WHAT THE EXERCISE ASKS -> Identify all lines in the data containing the string "text". Copy them out.

SOURCE RECORDS ->
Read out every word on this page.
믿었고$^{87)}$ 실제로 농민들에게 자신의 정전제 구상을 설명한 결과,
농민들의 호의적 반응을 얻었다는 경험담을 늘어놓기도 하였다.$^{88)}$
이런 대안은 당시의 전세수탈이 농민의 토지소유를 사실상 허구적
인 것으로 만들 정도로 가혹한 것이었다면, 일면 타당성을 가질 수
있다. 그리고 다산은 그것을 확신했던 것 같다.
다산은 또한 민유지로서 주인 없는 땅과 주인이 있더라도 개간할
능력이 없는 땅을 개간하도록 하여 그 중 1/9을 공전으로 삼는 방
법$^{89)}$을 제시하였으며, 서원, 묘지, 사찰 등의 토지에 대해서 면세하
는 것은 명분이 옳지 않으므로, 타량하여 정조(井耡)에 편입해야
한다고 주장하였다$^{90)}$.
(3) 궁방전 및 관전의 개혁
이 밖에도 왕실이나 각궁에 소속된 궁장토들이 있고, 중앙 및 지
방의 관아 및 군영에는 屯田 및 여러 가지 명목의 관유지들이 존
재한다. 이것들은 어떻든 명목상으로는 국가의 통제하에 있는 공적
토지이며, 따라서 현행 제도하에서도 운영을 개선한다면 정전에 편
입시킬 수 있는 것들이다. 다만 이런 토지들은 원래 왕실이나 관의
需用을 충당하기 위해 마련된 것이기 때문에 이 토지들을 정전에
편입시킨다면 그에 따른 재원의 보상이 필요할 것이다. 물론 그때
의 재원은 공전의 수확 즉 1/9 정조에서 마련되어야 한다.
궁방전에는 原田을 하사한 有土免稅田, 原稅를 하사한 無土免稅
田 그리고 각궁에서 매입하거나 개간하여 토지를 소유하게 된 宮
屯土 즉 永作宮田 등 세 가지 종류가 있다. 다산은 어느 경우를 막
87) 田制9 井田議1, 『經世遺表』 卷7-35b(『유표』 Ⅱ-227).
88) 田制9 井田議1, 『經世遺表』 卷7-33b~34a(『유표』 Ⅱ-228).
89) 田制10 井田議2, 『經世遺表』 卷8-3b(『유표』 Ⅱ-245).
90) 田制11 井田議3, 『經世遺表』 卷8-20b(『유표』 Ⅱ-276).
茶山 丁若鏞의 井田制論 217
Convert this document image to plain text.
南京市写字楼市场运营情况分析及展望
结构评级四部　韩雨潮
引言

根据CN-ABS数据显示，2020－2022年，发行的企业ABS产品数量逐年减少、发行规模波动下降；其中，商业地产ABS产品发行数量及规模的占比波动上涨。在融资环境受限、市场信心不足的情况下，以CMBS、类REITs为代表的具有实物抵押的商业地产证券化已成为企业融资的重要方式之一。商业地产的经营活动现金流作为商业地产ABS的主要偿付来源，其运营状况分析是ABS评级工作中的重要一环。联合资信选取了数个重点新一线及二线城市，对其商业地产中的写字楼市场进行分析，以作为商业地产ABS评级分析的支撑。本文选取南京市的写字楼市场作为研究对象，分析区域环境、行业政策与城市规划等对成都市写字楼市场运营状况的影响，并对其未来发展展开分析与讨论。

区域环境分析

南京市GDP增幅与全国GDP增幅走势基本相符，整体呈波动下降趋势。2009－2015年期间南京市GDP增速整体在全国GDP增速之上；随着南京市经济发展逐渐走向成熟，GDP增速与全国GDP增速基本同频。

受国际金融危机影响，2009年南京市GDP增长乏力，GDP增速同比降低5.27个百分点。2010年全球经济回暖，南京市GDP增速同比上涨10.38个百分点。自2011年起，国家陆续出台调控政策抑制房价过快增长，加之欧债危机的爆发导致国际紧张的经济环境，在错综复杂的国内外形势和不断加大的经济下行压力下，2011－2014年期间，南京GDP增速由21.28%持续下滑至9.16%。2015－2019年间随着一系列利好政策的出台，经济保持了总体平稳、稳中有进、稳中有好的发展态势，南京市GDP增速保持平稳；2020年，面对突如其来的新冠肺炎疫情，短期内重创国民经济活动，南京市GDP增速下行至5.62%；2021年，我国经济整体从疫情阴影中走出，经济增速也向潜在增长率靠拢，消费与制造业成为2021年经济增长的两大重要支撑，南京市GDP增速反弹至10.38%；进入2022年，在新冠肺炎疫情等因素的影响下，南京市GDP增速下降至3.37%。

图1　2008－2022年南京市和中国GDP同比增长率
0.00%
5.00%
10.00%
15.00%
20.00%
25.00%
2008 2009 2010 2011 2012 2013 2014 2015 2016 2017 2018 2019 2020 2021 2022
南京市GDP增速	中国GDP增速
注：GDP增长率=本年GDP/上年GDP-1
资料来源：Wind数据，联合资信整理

--

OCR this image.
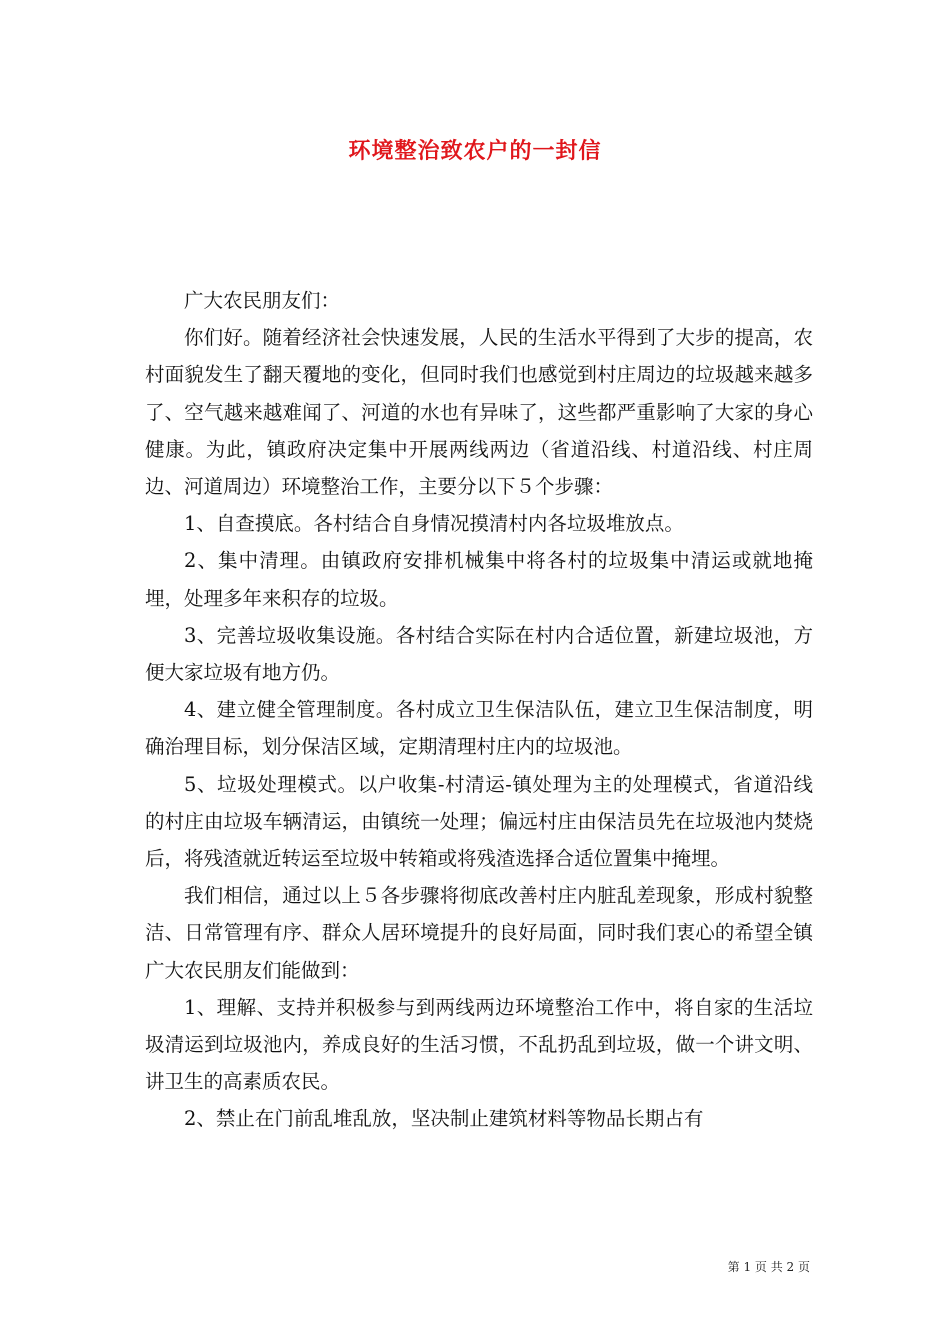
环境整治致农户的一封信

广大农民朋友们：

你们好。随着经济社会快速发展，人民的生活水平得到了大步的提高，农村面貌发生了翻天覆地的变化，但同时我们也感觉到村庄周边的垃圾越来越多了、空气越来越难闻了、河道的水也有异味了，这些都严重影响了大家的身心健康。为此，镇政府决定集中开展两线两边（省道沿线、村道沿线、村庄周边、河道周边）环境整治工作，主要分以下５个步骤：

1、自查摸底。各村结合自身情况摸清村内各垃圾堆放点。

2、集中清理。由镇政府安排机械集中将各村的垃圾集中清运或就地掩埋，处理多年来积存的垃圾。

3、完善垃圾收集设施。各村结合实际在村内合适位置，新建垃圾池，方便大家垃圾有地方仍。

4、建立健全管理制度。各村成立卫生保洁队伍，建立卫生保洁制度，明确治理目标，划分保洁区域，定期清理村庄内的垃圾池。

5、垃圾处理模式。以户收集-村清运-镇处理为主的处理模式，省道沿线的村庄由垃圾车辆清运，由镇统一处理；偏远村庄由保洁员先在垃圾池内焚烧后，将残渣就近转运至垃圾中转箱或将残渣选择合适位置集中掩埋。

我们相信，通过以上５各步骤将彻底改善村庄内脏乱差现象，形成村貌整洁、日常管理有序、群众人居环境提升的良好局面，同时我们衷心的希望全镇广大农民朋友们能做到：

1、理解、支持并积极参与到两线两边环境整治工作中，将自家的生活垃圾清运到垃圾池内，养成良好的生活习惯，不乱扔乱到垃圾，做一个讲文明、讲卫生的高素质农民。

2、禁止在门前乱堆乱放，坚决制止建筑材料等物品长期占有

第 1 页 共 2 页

...

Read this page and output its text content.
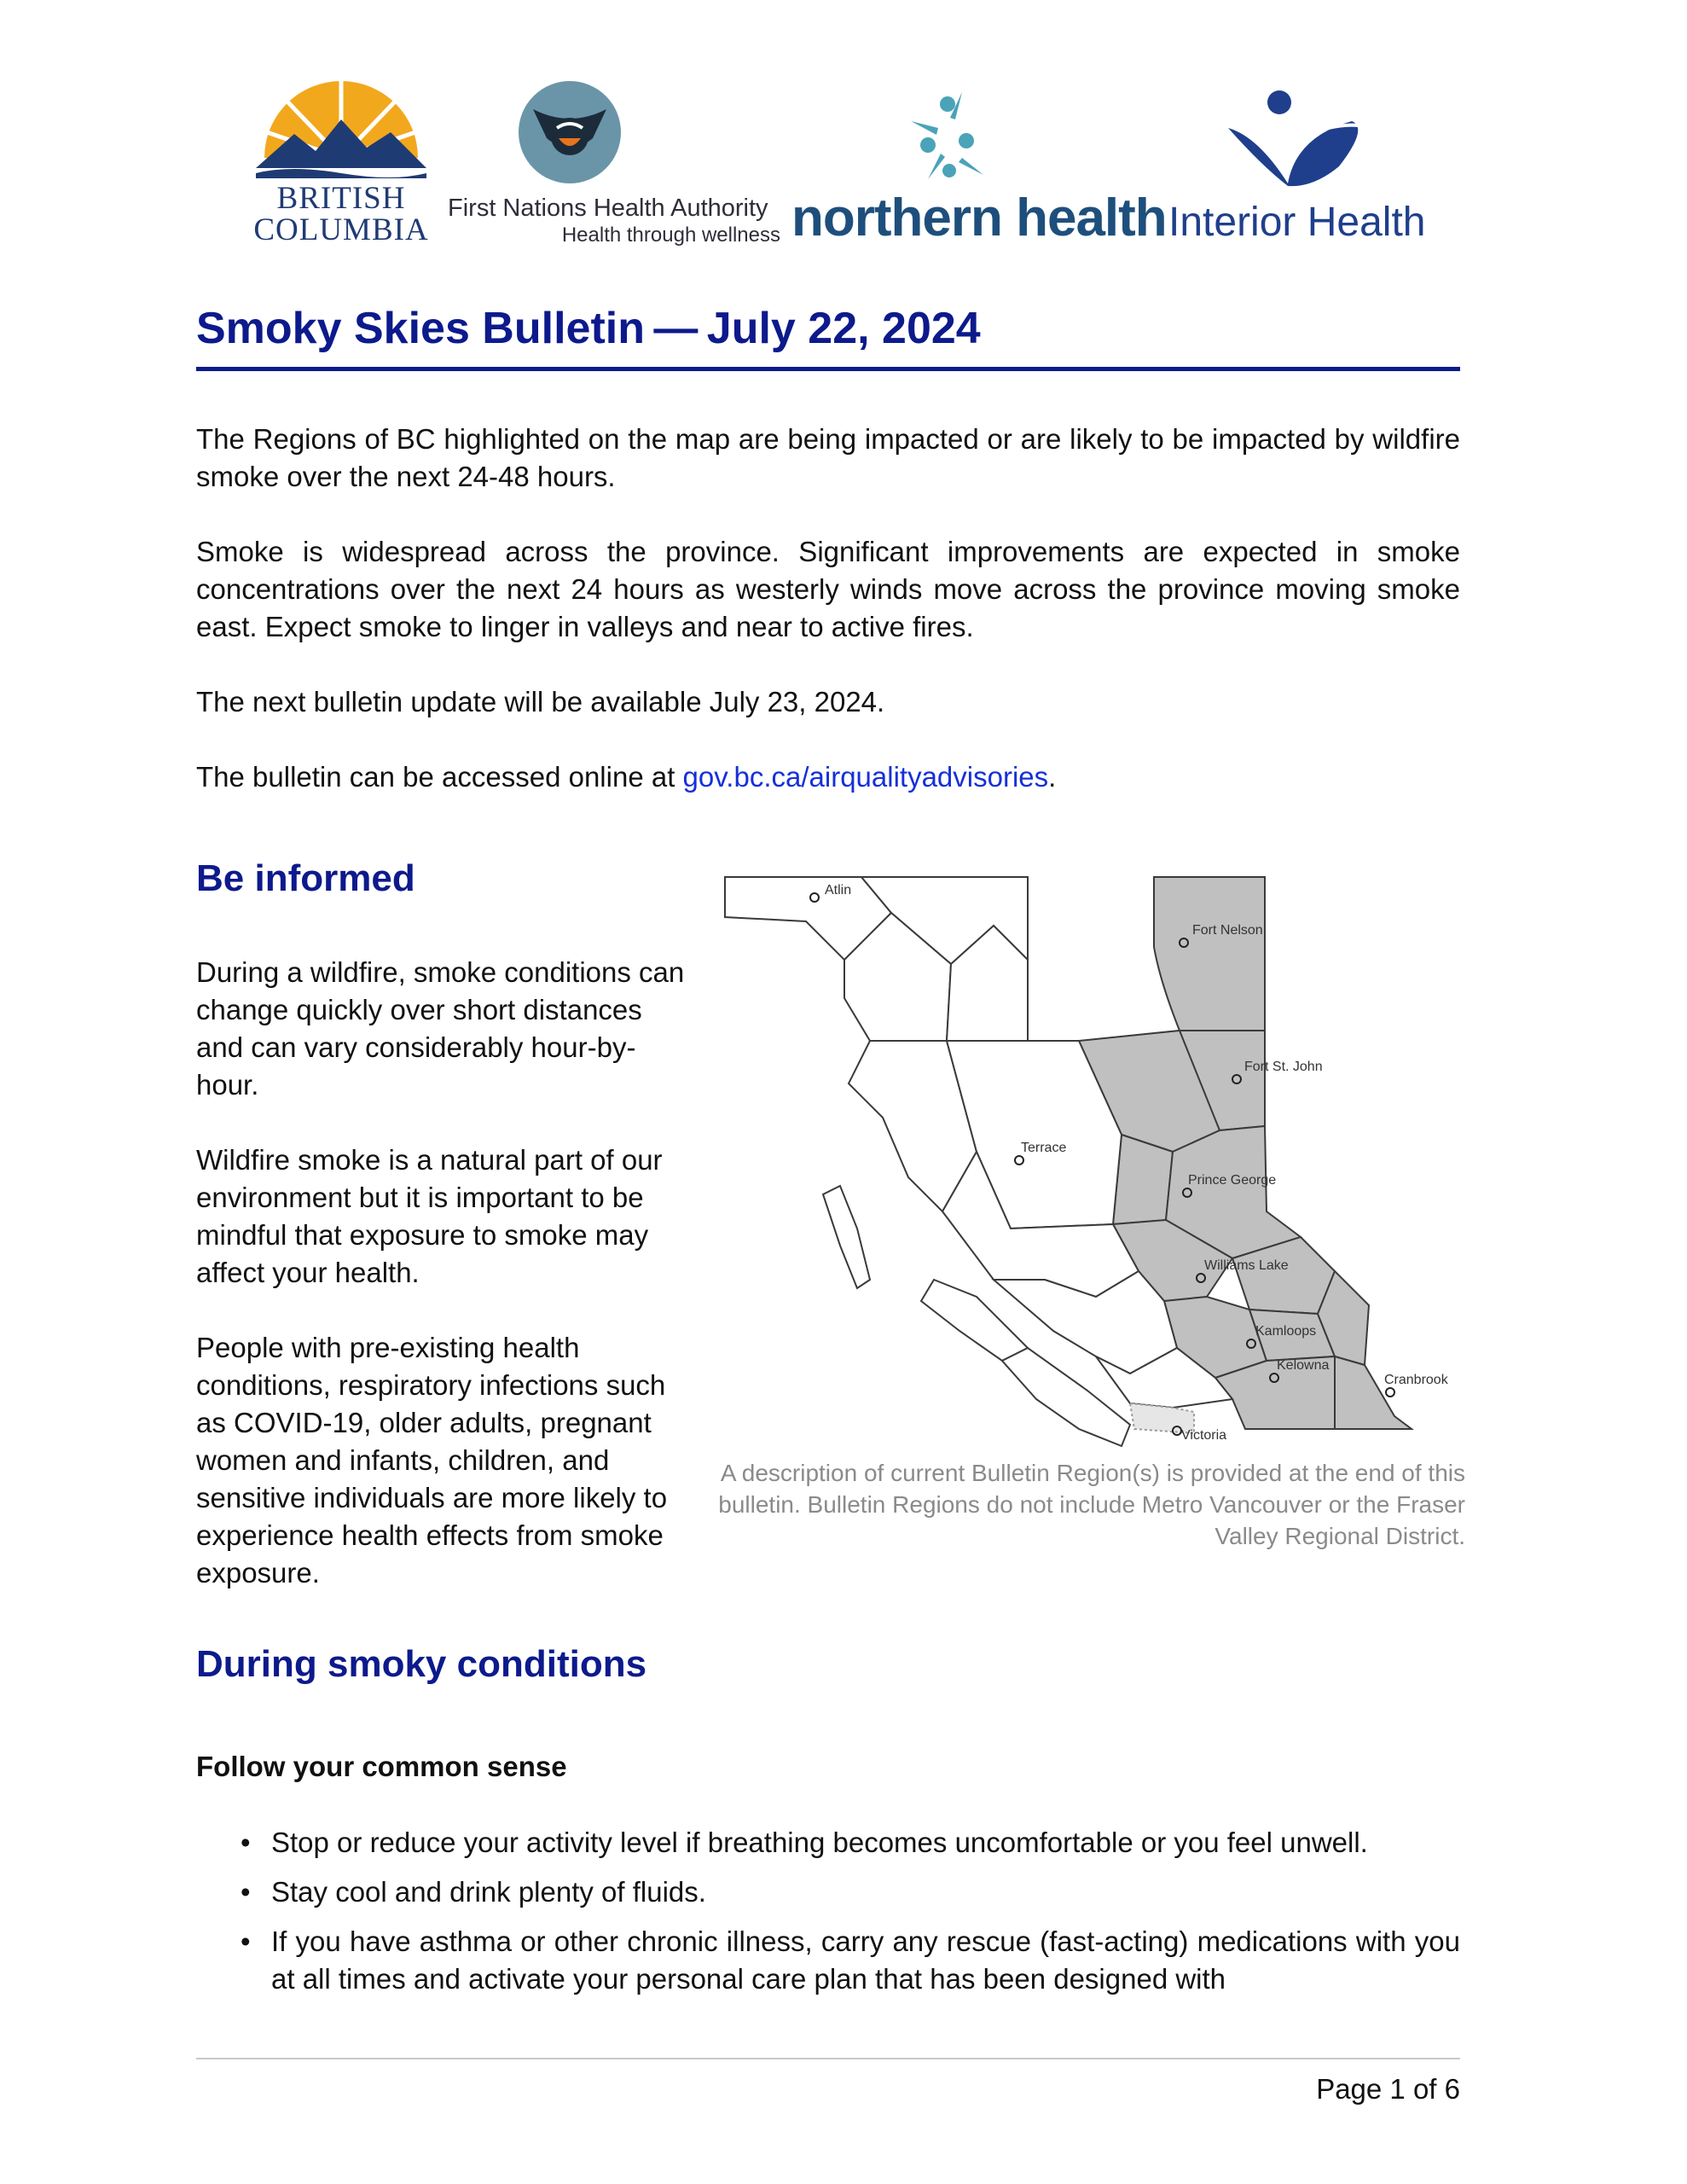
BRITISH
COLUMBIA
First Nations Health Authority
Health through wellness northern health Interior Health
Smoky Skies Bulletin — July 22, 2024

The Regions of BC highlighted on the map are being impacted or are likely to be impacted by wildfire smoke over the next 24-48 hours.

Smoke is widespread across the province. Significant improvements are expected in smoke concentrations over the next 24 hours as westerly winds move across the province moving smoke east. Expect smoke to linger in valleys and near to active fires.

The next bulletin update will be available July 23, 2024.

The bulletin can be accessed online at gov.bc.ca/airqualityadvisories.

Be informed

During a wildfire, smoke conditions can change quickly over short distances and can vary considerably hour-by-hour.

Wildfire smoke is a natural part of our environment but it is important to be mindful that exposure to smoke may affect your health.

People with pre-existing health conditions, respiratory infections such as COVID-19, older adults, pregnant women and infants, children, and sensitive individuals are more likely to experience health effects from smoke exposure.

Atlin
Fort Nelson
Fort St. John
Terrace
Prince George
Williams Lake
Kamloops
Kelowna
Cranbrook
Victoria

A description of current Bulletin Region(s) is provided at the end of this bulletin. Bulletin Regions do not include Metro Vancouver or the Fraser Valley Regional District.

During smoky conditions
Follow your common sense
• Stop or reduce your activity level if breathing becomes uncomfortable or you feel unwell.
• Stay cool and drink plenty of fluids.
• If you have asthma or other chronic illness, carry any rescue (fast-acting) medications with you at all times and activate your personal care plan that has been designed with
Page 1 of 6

IN RESPONSE ->
Convert this document image to plain text.
Read this page and output its text content.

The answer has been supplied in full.